Would you set down every entry shown below, precisely as written?
━━ Material provided ━━
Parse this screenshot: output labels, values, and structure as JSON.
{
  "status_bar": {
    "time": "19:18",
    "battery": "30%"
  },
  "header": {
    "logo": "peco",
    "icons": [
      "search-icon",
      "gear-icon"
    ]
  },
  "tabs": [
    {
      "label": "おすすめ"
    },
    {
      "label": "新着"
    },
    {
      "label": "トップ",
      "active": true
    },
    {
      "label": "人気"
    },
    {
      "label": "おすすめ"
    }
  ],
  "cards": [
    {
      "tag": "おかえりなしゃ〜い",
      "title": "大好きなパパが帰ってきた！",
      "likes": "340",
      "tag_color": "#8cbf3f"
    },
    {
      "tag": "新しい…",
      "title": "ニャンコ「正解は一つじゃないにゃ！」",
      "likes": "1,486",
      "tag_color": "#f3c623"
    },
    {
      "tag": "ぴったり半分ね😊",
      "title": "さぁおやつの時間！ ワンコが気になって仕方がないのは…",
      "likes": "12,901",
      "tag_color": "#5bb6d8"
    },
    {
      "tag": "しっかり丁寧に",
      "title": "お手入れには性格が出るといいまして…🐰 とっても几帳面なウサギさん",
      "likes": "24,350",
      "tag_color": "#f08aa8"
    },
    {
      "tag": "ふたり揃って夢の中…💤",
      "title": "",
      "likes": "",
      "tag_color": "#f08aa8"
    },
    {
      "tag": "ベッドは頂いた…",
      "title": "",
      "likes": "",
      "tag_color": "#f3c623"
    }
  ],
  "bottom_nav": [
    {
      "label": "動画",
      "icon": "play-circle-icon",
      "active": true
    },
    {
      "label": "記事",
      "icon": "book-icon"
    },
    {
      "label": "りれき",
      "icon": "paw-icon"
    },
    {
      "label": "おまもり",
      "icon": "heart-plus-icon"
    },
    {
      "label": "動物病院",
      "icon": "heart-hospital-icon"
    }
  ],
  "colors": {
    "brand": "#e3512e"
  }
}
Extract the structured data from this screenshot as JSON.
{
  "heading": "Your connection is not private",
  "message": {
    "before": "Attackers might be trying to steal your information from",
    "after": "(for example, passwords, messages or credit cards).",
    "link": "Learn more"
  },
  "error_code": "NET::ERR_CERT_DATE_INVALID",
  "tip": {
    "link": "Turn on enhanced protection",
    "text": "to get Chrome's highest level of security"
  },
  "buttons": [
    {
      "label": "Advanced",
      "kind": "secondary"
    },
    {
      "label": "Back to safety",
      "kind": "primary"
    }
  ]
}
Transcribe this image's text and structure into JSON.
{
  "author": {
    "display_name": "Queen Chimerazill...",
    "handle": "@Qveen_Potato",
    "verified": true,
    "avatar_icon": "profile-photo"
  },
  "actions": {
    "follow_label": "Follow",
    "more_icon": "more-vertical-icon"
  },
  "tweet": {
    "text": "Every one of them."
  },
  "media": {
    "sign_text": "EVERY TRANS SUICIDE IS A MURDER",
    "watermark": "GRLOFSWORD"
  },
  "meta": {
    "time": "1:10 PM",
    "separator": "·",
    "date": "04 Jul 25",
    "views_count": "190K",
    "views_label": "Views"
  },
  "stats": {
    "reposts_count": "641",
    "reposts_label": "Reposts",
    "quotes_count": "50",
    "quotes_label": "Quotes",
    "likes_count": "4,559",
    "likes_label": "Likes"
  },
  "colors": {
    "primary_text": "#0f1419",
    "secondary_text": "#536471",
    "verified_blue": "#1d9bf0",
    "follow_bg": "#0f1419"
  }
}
━━━
Output of the exercise -
Parse this screenshot: output labels, values, and structure as JSON.
{
  "status_bar": {
    "time": "19:18",
    "battery": "30%"
  },
  "header": {
    "logo": "peco",
    "icons": [
      "search-icon",
      "gear-icon"
    ]
  },
  "tabs": [
    {
      "label": "おすすめ"
    },
    {
      "label": "新着"
    },
    {
      "label": "トップ",
      "active": true
    },
    {
      "label": "人気"
    },
    {
      "label": "おすすめ"
    }
  ],
  "cards": [
    {
      "tag": "おかえりなしゃ〜い",
      "title": "大好きなパパが帰ってきた！",
      "likes": "340",
      "tag_color": "#8cbf3f"
    },
    {
      "tag": "新しい…",
      "title": "ニャンコ「正解は一つじゃないにゃ！」",
      "likes": "1,486",
      "tag_color": "#f3c623"
    },
    {
      "tag": "ぴったり半分ね😊",
      "title": "さぁおやつの時間！ ワンコが気になって仕方がないのは…",
      "likes": "12,901",
      "tag_color": "#5bb6d8"
    },
    {
      "tag": "しっかり丁寧に",
      "title": "お手入れには性格が出るといいまして…🐰 とっても几帳面なウサギさん",
      "likes": "24,350",
      "tag_color": "#f08aa8"
    },
    {
      "tag": "ふたり揃って夢の中…💤",
      "title": "",
      "likes": "",
      "tag_color": "#f08aa8"
    },
    {
      "tag": "ベッドは頂いた…",
      "title": "",
      "likes": "",
      "tag_color": "#f3c623"
    }
  ],
  "bottom_nav": [
    {
      "label": "動画",
      "icon": "play-circle-icon",
      "active": true
    },
    {
      "label": "記事",
      "icon": "book-icon"
    },
    {
      "label": "りれき",
      "icon": "paw-icon"
    },
    {
      "label": "おまもり",
      "icon": "heart-plus-icon"
    },
    {
      "label": "動物病院",
      "icon": "heart-hospital-icon"
    }
  ],
  "colors": {
    "brand": "#e3512e"
  }
}
Extract the structured data from this screenshot as JSON.
{
  "heading": "Your connection is not private",
  "message": {
    "before": "Attackers might be trying to steal your information from",
    "after": "(for example, passwords, messages or credit cards).",
    "link": "Learn more"
  },
  "error_code": "NET::ERR_CERT_DATE_INVALID",
  "tip": {
    "link": "Turn on enhanced protection",
    "text": "to get Chrome's highest level of security"
  },
  "buttons": [
    {
      "label": "Advanced",
      "kind": "secondary"
    },
    {
      "label": "Back to safety",
      "kind": "primary"
    }
  ]
}
Transcribe this image's text and structure into JSON.
{
  "author": {
    "display_name": "Queen Chimerazill...",
    "handle": "@Qveen_Potato",
    "verified": true,
    "avatar_icon": "profile-photo"
  },
  "actions": {
    "follow_label": "Follow",
    "more_icon": "more-vertical-icon"
  },
  "tweet": {
    "text": "Every one of them."
  },
  "media": {
    "sign_text": "EVERY TRANS SUICIDE IS A MURDER",
    "watermark": "GRLOFSWORD"
  },
  "meta": {
    "time": "1:10 PM",
    "separator": "·",
    "date": "04 Jul 25",
    "views_count": "190K",
    "views_label": "Views"
  },
  "stats": {
    "reposts_count": "641",
    "reposts_label": "Reposts",
    "quotes_count": "50",
    "quotes_label": "Quotes",
    "likes_count": "4,559",
    "likes_label": "Likes"
  },
  "colors": {
    "primary_text": "#0f1419",
    "secondary_text": "#536471",
    "verified_blue": "#1d9bf0",
    "follow_bg": "#0f1419"
  }
}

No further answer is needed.